Can you reproduce the data beneath, keeping every line exact?

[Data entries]
— BEGIN —

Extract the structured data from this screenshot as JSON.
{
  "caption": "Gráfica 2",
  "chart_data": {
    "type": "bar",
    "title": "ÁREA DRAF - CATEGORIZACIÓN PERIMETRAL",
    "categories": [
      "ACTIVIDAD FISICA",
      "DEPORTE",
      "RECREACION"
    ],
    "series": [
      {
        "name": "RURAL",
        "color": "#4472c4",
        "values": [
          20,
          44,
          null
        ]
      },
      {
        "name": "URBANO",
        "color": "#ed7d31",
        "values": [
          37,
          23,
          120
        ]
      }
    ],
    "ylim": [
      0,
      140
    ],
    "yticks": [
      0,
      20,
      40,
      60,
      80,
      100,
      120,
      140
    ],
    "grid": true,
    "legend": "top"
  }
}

— END —

## SOLUTION FOR THIS TASK
Extract the structured data from this screenshot as JSON.
{
  "caption": "Gráfica 2",
  "chart_data": {
    "type": "bar",
    "title": "ÁREA DRAF - CATEGORIZACIÓN PERIMETRAL",
    "categories": [
      "ACTIVIDAD FISICA",
      "DEPORTE",
      "RECREACION"
    ],
    "series": [
      {
        "name": "RURAL",
        "color": "#4472c4",
        "values": [
          20,
          44,
          null
        ]
      },
      {
        "name": "URBANO",
        "color": "#ed7d31",
        "values": [
          37,
          23,
          120
        ]
      }
    ],
    "ylim": [
      0,
      140
    ],
    "yticks": [
      0,
      20,
      40,
      60,
      80,
      100,
      120,
      140
    ],
    "grid": true,
    "legend": "top"
  }
}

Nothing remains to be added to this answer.